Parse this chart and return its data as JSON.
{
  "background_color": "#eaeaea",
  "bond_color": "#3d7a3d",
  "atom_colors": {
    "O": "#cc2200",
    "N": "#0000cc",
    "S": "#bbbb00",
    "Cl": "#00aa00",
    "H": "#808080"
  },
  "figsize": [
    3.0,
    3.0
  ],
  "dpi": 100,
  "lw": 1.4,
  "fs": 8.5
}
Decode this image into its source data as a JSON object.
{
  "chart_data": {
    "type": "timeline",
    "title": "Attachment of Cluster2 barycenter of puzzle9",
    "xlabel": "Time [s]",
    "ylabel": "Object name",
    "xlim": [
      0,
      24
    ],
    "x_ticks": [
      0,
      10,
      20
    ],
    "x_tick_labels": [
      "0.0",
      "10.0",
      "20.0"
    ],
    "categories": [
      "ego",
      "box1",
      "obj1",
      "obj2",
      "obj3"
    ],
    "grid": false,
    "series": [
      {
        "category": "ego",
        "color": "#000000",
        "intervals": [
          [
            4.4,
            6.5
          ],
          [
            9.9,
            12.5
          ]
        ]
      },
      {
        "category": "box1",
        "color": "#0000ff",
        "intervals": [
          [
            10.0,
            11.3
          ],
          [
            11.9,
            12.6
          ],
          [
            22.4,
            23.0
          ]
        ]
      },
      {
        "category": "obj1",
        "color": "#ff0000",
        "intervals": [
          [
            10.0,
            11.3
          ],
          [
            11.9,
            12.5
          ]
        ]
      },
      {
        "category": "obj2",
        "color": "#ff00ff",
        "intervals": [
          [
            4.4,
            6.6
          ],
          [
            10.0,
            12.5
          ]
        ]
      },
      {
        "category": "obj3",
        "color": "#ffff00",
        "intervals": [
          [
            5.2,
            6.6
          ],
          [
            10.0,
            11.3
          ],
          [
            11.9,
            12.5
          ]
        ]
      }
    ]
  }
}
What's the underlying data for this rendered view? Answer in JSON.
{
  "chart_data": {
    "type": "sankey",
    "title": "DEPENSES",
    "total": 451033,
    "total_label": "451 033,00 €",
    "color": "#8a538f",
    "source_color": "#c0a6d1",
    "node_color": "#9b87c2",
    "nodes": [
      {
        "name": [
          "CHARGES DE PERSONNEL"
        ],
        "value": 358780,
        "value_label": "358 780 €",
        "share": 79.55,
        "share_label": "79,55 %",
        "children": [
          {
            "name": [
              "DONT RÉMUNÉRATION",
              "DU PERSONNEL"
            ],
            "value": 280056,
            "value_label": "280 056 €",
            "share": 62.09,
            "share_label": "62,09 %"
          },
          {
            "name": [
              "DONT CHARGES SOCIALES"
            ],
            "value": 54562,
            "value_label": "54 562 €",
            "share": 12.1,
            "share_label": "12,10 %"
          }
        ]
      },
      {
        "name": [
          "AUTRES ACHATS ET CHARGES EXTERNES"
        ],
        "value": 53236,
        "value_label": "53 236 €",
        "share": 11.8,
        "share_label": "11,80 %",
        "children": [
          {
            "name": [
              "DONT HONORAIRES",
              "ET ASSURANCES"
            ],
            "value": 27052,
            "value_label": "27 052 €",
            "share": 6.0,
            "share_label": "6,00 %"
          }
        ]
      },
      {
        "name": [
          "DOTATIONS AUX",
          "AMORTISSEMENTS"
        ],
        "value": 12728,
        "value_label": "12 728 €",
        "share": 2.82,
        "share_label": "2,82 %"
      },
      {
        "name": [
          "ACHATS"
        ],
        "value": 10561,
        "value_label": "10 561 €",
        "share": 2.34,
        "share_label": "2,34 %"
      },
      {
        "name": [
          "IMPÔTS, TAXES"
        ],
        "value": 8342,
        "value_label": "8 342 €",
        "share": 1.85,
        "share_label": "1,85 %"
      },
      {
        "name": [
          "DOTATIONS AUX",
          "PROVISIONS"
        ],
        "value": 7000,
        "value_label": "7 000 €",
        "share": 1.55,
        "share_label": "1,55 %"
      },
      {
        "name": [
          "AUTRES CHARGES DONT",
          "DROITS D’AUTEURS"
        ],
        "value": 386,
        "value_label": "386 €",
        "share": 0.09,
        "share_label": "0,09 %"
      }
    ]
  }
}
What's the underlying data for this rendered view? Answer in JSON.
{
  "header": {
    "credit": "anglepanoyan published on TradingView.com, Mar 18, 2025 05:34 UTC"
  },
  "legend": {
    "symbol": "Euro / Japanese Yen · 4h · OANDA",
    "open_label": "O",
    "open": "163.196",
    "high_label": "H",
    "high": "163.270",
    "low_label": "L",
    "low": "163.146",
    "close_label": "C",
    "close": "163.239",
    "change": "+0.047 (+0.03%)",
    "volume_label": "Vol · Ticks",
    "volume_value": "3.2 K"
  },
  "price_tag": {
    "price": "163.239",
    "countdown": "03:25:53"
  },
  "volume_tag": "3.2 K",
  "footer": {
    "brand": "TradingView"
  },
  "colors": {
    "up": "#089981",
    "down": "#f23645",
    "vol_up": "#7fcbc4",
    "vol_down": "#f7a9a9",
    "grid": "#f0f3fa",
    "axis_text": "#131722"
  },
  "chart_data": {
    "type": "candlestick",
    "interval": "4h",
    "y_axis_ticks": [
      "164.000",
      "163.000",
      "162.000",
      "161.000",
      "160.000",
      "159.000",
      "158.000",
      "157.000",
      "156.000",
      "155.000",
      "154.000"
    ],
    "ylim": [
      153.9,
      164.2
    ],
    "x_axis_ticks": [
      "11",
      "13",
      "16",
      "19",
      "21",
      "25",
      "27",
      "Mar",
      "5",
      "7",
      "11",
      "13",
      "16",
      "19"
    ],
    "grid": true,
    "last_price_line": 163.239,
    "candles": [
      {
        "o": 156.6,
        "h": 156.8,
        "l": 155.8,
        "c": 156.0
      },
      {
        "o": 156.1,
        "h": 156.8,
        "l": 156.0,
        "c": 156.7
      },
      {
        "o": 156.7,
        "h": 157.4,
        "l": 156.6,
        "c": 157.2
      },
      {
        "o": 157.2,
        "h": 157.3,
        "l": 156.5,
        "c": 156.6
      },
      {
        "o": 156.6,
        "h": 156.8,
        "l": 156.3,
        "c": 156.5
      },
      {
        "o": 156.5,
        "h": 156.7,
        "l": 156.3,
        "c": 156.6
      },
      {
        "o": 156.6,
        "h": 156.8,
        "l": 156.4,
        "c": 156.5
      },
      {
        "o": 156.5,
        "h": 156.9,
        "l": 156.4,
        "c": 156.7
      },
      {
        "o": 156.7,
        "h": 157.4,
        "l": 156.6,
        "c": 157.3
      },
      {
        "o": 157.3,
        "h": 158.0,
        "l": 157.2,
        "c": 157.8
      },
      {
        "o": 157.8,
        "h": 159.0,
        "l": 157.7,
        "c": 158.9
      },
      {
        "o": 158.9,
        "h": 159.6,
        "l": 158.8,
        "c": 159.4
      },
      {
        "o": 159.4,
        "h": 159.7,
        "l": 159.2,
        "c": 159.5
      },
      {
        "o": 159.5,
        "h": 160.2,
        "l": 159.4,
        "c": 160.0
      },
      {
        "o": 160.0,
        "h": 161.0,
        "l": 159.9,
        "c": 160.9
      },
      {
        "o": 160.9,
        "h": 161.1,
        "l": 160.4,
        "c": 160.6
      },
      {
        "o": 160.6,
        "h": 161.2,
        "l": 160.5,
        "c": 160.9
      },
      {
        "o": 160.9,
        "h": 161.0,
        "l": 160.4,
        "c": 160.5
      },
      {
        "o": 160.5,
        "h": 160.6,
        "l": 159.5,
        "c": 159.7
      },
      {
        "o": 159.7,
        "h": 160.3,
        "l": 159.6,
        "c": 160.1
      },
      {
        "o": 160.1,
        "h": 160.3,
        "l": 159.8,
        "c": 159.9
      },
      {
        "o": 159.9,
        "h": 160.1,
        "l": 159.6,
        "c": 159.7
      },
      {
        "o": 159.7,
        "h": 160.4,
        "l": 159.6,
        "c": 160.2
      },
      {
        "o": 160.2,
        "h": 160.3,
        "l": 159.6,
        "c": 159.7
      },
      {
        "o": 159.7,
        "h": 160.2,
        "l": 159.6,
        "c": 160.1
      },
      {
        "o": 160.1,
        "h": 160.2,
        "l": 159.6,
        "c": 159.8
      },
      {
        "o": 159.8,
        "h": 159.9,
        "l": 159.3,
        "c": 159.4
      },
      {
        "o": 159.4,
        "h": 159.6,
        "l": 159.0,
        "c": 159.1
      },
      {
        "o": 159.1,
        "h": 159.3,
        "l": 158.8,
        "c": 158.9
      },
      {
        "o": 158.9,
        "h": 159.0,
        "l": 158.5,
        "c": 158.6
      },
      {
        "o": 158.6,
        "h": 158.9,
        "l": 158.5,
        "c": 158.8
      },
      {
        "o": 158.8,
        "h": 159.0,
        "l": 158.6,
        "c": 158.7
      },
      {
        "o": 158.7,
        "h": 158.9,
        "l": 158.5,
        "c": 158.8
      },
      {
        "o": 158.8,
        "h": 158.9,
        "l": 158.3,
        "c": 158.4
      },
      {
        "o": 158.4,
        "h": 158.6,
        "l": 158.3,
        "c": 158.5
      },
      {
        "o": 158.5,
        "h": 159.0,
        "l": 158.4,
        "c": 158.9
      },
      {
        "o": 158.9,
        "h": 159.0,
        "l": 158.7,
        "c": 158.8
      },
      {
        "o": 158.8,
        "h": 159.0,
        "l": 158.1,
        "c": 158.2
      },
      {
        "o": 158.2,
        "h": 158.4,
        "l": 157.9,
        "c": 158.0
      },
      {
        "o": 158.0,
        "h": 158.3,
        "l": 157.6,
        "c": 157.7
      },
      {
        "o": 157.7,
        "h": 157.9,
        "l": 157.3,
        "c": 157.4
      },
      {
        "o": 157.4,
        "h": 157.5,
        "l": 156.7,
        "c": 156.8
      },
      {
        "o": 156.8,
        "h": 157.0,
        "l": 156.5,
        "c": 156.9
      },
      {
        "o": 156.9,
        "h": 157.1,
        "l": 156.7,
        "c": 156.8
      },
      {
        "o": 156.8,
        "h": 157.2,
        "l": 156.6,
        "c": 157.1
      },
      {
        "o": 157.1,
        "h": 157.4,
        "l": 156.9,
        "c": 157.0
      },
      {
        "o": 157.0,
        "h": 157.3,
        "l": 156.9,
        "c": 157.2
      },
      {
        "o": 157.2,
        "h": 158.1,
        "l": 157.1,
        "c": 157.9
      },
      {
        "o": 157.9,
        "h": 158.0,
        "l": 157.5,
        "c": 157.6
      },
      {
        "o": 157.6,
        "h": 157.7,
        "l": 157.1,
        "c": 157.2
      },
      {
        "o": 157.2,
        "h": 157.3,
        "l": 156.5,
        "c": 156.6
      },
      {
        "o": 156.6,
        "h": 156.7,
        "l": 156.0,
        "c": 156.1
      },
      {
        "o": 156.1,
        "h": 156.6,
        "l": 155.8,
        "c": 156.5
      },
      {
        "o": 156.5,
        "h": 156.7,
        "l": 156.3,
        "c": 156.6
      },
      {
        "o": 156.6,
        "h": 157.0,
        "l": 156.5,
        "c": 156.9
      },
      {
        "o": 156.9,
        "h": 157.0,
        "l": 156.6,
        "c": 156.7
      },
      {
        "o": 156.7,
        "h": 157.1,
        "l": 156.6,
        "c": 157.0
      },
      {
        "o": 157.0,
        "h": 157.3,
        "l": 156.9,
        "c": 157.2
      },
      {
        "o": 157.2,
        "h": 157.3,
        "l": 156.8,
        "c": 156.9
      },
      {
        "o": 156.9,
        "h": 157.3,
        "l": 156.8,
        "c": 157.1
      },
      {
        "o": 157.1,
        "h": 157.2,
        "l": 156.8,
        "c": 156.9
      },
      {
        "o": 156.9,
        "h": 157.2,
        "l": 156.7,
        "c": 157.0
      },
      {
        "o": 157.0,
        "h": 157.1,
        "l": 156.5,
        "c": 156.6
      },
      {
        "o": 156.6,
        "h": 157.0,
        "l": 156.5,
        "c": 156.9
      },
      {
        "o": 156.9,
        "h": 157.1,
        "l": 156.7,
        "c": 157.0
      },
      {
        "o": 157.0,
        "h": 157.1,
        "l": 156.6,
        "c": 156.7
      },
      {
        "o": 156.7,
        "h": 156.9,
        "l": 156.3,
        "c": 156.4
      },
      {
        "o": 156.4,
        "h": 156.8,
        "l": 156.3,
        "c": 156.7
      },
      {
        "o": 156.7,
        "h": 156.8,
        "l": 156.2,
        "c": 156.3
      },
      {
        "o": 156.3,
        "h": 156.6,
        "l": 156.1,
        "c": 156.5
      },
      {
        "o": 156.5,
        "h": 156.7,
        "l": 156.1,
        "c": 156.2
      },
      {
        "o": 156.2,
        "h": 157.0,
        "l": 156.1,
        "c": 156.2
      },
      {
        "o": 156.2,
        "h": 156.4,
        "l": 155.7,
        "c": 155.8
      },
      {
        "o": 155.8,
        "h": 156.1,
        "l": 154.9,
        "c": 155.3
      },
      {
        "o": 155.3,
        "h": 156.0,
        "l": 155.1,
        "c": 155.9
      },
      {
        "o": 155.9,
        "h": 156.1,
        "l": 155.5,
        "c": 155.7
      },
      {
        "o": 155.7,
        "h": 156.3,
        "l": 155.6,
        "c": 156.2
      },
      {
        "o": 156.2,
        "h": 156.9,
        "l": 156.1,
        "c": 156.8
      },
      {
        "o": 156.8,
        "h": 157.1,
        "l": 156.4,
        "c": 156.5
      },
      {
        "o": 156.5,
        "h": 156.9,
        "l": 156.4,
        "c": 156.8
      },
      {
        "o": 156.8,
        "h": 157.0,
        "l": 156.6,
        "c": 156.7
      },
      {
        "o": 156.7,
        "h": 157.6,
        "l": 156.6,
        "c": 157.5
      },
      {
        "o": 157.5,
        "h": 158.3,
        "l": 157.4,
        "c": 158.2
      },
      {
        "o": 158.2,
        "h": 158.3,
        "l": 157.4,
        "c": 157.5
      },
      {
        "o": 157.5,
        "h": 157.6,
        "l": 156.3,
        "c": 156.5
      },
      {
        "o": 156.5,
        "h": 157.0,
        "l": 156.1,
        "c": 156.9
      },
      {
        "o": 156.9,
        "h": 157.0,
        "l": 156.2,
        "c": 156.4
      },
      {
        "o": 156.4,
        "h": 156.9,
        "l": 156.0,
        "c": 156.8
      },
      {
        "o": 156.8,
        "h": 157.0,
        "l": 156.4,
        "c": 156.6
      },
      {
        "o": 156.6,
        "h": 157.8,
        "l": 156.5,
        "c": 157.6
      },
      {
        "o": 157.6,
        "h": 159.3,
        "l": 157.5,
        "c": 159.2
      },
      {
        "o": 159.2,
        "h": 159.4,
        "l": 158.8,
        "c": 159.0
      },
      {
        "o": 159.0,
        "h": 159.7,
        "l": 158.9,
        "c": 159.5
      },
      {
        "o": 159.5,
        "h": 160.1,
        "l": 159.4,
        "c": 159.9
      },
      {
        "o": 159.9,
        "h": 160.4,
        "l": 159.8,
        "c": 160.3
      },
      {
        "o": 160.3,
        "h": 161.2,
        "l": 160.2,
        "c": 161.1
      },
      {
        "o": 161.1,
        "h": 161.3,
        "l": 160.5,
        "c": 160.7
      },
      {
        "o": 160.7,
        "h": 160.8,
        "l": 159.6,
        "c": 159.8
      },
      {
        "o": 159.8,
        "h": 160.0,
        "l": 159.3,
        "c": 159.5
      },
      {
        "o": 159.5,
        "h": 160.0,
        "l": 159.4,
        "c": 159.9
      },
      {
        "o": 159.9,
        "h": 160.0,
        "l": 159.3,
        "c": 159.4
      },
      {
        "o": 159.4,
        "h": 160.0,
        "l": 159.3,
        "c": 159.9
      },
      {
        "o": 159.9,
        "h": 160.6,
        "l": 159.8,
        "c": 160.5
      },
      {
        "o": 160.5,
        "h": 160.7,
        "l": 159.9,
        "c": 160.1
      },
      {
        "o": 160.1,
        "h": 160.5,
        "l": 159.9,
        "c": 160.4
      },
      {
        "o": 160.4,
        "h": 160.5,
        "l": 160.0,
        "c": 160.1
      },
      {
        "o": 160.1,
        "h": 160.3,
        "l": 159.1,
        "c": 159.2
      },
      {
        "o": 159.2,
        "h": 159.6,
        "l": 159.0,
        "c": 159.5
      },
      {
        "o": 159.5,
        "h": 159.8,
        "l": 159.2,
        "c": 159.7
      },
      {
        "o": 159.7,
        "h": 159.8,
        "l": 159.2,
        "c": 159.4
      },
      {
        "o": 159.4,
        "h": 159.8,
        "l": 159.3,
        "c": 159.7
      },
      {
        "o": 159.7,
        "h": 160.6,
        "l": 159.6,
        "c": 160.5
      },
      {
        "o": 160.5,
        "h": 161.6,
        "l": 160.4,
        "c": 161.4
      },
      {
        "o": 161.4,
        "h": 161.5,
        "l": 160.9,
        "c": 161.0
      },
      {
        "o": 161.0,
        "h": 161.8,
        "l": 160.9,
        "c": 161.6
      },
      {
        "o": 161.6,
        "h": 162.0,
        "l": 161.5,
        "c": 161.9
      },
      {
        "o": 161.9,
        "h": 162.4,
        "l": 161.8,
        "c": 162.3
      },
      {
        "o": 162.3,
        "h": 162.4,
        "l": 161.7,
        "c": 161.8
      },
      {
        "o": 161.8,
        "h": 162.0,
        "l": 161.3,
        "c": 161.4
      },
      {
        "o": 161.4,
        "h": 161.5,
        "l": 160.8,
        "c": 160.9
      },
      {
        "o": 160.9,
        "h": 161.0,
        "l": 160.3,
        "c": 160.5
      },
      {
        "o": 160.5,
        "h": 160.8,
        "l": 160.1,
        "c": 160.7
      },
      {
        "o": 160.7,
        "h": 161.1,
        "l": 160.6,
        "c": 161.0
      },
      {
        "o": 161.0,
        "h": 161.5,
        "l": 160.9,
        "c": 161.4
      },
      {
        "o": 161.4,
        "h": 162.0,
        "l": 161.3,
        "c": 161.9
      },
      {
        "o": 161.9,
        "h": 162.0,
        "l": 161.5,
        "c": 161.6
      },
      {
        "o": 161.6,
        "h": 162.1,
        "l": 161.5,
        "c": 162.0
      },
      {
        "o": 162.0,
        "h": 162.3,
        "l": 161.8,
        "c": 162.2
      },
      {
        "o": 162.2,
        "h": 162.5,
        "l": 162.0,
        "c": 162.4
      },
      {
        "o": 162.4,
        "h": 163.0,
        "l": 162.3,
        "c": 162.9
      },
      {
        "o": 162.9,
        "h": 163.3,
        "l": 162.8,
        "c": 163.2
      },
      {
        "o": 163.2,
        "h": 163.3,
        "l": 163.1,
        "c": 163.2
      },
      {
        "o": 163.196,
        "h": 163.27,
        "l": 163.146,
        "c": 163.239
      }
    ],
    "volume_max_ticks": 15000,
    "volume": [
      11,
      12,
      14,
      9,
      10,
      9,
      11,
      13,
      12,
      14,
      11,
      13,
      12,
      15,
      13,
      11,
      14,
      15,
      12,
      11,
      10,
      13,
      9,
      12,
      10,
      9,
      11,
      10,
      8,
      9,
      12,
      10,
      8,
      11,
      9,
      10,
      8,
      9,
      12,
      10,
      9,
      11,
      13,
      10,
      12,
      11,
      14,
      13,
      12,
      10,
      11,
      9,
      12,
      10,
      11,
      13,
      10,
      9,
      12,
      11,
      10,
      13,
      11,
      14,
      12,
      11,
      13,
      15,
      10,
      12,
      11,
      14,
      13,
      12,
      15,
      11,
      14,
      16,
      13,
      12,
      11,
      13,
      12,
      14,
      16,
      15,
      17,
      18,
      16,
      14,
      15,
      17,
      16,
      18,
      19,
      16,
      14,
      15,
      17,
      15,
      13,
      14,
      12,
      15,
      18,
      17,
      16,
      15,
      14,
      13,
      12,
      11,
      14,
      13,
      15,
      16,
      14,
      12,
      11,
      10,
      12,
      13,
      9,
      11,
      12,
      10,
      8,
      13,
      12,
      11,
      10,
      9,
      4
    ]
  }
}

What this task involves – Choose all lines containing the string "ACHATS" and copy them out.

Task solution –
          "AUTRES ACHATS ET CHARGES EXTERNES"
          "ACHATS"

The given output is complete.